**EXERCISE AIM:** Each entry must appear again exactly as it does in the source.

::::::

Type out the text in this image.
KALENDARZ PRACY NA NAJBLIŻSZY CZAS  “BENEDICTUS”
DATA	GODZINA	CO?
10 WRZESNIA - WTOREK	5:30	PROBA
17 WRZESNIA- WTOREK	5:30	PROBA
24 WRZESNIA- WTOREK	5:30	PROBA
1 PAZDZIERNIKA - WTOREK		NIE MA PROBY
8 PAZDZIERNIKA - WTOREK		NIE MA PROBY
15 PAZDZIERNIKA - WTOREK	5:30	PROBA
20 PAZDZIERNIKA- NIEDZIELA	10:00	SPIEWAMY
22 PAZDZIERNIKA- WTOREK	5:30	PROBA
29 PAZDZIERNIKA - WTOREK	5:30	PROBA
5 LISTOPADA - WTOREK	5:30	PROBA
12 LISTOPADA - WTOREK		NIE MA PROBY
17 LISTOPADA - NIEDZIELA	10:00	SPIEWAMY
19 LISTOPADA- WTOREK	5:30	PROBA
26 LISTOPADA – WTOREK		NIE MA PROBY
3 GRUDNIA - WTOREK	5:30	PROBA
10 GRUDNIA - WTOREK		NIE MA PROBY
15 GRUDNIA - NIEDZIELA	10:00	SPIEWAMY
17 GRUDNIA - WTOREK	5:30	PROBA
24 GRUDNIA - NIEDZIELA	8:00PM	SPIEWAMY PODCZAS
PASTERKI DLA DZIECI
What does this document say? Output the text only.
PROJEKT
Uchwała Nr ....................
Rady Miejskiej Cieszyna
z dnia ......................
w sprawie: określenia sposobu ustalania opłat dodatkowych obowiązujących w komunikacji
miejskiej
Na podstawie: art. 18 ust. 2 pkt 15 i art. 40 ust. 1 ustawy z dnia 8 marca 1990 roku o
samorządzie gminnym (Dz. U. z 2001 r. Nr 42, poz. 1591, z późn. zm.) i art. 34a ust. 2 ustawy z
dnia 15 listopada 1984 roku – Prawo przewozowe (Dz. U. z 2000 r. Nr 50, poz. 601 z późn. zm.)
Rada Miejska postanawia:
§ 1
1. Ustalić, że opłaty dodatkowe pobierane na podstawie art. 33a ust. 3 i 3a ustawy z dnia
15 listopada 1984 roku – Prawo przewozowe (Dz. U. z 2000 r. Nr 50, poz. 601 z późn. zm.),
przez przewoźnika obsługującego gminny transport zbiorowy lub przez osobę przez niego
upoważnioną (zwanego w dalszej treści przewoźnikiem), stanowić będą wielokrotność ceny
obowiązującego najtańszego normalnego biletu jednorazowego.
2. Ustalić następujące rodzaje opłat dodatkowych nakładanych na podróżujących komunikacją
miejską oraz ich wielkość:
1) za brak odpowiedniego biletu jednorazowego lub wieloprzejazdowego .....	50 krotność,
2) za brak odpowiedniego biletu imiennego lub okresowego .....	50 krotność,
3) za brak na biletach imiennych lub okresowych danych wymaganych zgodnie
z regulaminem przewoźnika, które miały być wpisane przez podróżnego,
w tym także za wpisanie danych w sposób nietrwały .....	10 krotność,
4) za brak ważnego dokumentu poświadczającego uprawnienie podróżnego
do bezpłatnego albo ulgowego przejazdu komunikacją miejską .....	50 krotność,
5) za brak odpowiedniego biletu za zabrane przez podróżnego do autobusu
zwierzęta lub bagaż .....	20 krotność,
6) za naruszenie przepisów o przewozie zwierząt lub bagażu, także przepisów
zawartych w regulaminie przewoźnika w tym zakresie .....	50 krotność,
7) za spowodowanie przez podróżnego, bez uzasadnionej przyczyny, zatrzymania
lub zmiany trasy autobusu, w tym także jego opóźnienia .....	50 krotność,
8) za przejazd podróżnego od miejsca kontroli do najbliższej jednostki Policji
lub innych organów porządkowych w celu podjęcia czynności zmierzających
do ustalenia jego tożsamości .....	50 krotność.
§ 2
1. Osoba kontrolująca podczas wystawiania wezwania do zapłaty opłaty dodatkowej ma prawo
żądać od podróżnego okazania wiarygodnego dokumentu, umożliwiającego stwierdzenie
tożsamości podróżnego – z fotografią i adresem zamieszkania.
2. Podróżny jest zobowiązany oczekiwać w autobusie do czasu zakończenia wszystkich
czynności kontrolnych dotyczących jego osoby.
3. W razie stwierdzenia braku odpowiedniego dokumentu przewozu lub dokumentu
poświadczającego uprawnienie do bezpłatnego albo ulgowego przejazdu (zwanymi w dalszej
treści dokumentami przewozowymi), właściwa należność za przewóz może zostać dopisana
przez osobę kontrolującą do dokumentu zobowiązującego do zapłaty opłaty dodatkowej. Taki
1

::::::

**TASK ANSWER:**
Type out the text in this image.
KALENDARZ PRACY NA NAJBLIŻSZY CZAS  “BENEDICTUS”
DATA	GODZINA	CO?
10 WRZESNIA - WTOREK	5:30	PROBA
17 WRZESNIA- WTOREK	5:30	PROBA
24 WRZESNIA- WTOREK	5:30	PROBA
1 PAZDZIERNIKA - WTOREK		NIE MA PROBY
8 PAZDZIERNIKA - WTOREK		NIE MA PROBY
15 PAZDZIERNIKA - WTOREK	5:30	PROBA
20 PAZDZIERNIKA- NIEDZIELA	10:00	SPIEWAMY
22 PAZDZIERNIKA- WTOREK	5:30	PROBA
29 PAZDZIERNIKA - WTOREK	5:30	PROBA
5 LISTOPADA - WTOREK	5:30	PROBA
12 LISTOPADA - WTOREK		NIE MA PROBY
17 LISTOPADA - NIEDZIELA	10:00	SPIEWAMY
19 LISTOPADA- WTOREK	5:30	PROBA
26 LISTOPADA – WTOREK		NIE MA PROBY
3 GRUDNIA - WTOREK	5:30	PROBA
10 GRUDNIA - WTOREK		NIE MA PROBY
15 GRUDNIA - NIEDZIELA	10:00	SPIEWAMY
17 GRUDNIA - WTOREK	5:30	PROBA
24 GRUDNIA - NIEDZIELA	8:00PM	SPIEWAMY PODCZAS
PASTERKI DLA DZIECI
What does this document say? Output the text only.
PROJEKT
Uchwała Nr ....................
Rady Miejskiej Cieszyna
z dnia ......................
w sprawie: określenia sposobu ustalania opłat dodatkowych obowiązujących w komunikacji
miejskiej
Na podstawie: art. 18 ust. 2 pkt 15 i art. 40 ust. 1 ustawy z dnia 8 marca 1990 roku o
samorządzie gminnym (Dz. U. z 2001 r. Nr 42, poz. 1591, z późn. zm.) i art. 34a ust. 2 ustawy z
dnia 15 listopada 1984 roku – Prawo przewozowe (Dz. U. z 2000 r. Nr 50, poz. 601 z późn. zm.)
Rada Miejska postanawia:
§ 1
1. Ustalić, że opłaty dodatkowe pobierane na podstawie art. 33a ust. 3 i 3a ustawy z dnia
15 listopada 1984 roku – Prawo przewozowe (Dz. U. z 2000 r. Nr 50, poz. 601 z późn. zm.),
przez przewoźnika obsługującego gminny transport zbiorowy lub przez osobę przez niego
upoważnioną (zwanego w dalszej treści przewoźnikiem), stanowić będą wielokrotność ceny
obowiązującego najtańszego normalnego biletu jednorazowego.
2. Ustalić następujące rodzaje opłat dodatkowych nakładanych na podróżujących komunikacją
miejską oraz ich wielkość:
1) za brak odpowiedniego biletu jednorazowego lub wieloprzejazdowego .....	50 krotność,
2) za brak odpowiedniego biletu imiennego lub okresowego .....	50 krotność,
3) za brak na biletach imiennych lub okresowych danych wymaganych zgodnie
z regulaminem przewoźnika, które miały być wpisane przez podróżnego,
w tym także za wpisanie danych w sposób nietrwały .....	10 krotność,
4) za brak ważnego dokumentu poświadczającego uprawnienie podróżnego
do bezpłatnego albo ulgowego przejazdu komunikacją miejską .....	50 krotność,
5) za brak odpowiedniego biletu za zabrane przez podróżnego do autobusu
zwierzęta lub bagaż .....	20 krotność,
6) za naruszenie przepisów o przewozie zwierząt lub bagażu, także przepisów
zawartych w regulaminie przewoźnika w tym zakresie .....	50 krotność,
7) za spowodowanie przez podróżnego, bez uzasadnionej przyczyny, zatrzymania
lub zmiany trasy autobusu, w tym także jego opóźnienia .....	50 krotność,
8) za przejazd podróżnego od miejsca kontroli do najbliższej jednostki Policji
lub innych organów porządkowych w celu podjęcia czynności zmierzających
do ustalenia jego tożsamości .....	50 krotność.
§ 2
1. Osoba kontrolująca podczas wystawiania wezwania do zapłaty opłaty dodatkowej ma prawo
żądać od podróżnego okazania wiarygodnego dokumentu, umożliwiającego stwierdzenie
tożsamości podróżnego – z fotografią i adresem zamieszkania.
2. Podróżny jest zobowiązany oczekiwać w autobusie do czasu zakończenia wszystkich
czynności kontrolnych dotyczących jego osoby.
3. W razie stwierdzenia braku odpowiedniego dokumentu przewozu lub dokumentu
poświadczającego uprawnienie do bezpłatnego albo ulgowego przejazdu (zwanymi w dalszej
treści dokumentami przewozowymi), właściwa należność za przewóz może zostać dopisana
przez osobę kontrolującą do dokumentu zobowiązującego do zapłaty opłaty dodatkowej. Taki
1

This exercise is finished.